What to do =
Please print every record below exactly as it appears.

[Chart and figure data]
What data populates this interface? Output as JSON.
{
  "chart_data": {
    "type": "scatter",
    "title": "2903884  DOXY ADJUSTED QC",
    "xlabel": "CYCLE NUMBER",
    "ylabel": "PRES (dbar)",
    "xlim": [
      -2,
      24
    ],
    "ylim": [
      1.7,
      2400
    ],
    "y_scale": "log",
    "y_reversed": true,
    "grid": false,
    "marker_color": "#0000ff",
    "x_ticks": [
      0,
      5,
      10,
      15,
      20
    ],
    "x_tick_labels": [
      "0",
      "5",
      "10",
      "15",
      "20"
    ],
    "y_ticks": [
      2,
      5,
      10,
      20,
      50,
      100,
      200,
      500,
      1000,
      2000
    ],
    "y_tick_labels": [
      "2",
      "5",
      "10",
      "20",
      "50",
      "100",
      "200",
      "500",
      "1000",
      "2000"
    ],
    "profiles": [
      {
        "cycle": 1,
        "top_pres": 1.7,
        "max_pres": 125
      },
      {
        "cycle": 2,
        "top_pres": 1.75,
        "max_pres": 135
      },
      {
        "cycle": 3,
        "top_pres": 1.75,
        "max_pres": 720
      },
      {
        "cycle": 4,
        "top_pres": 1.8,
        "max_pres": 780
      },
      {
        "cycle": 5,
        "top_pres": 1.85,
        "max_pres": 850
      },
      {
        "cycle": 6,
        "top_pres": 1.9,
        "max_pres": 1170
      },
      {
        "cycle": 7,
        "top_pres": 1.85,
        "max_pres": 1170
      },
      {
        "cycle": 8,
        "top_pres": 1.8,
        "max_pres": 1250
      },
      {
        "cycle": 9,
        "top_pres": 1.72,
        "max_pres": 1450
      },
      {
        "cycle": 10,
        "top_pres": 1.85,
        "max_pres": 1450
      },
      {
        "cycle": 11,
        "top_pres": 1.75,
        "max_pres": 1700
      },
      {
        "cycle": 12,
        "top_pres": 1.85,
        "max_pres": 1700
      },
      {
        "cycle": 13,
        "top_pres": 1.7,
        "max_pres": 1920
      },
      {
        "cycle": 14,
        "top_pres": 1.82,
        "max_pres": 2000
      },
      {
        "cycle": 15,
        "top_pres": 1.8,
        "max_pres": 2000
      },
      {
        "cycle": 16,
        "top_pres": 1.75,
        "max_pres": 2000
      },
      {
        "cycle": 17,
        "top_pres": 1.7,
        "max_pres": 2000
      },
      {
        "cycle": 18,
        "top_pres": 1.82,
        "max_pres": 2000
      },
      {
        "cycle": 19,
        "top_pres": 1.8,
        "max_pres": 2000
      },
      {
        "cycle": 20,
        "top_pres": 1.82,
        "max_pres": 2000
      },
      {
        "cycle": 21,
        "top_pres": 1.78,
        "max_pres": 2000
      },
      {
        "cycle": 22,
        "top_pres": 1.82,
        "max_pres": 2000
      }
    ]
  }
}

Full response =
What data populates this interface? Output as JSON.
{
  "chart_data": {
    "type": "scatter",
    "title": "2903884  DOXY ADJUSTED QC",
    "xlabel": "CYCLE NUMBER",
    "ylabel": "PRES (dbar)",
    "xlim": [
      -2,
      24
    ],
    "ylim": [
      1.7,
      2400
    ],
    "y_scale": "log",
    "y_reversed": true,
    "grid": false,
    "marker_color": "#0000ff",
    "x_ticks": [
      0,
      5,
      10,
      15,
      20
    ],
    "x_tick_labels": [
      "0",
      "5",
      "10",
      "15",
      "20"
    ],
    "y_ticks": [
      2,
      5,
      10,
      20,
      50,
      100,
      200,
      500,
      1000,
      2000
    ],
    "y_tick_labels": [
      "2",
      "5",
      "10",
      "20",
      "50",
      "100",
      "200",
      "500",
      "1000",
      "2000"
    ],
    "profiles": [
      {
        "cycle": 1,
        "top_pres": 1.7,
        "max_pres": 125
      },
      {
        "cycle": 2,
        "top_pres": 1.75,
        "max_pres": 135
      },
      {
        "cycle": 3,
        "top_pres": 1.75,
        "max_pres": 720
      },
      {
        "cycle": 4,
        "top_pres": 1.8,
        "max_pres": 780
      },
      {
        "cycle": 5,
        "top_pres": 1.85,
        "max_pres": 850
      },
      {
        "cycle": 6,
        "top_pres": 1.9,
        "max_pres": 1170
      },
      {
        "cycle": 7,
        "top_pres": 1.85,
        "max_pres": 1170
      },
      {
        "cycle": 8,
        "top_pres": 1.8,
        "max_pres": 1250
      },
      {
        "cycle": 9,
        "top_pres": 1.72,
        "max_pres": 1450
      },
      {
        "cycle": 10,
        "top_pres": 1.85,
        "max_pres": 1450
      },
      {
        "cycle": 11,
        "top_pres": 1.75,
        "max_pres": 1700
      },
      {
        "cycle": 12,
        "top_pres": 1.85,
        "max_pres": 1700
      },
      {
        "cycle": 13,
        "top_pres": 1.7,
        "max_pres": 1920
      },
      {
        "cycle": 14,
        "top_pres": 1.82,
        "max_pres": 2000
      },
      {
        "cycle": 15,
        "top_pres": 1.8,
        "max_pres": 2000
      },
      {
        "cycle": 16,
        "top_pres": 1.75,
        "max_pres": 2000
      },
      {
        "cycle": 17,
        "top_pres": 1.7,
        "max_pres": 2000
      },
      {
        "cycle": 18,
        "top_pres": 1.82,
        "max_pres": 2000
      },
      {
        "cycle": 19,
        "top_pres": 1.8,
        "max_pres": 2000
      },
      {
        "cycle": 20,
        "top_pres": 1.82,
        "max_pres": 2000
      },
      {
        "cycle": 21,
        "top_pres": 1.78,
        "max_pres": 2000
      },
      {
        "cycle": 22,
        "top_pres": 1.82,
        "max_pres": 2000
      }
    ]
  }
}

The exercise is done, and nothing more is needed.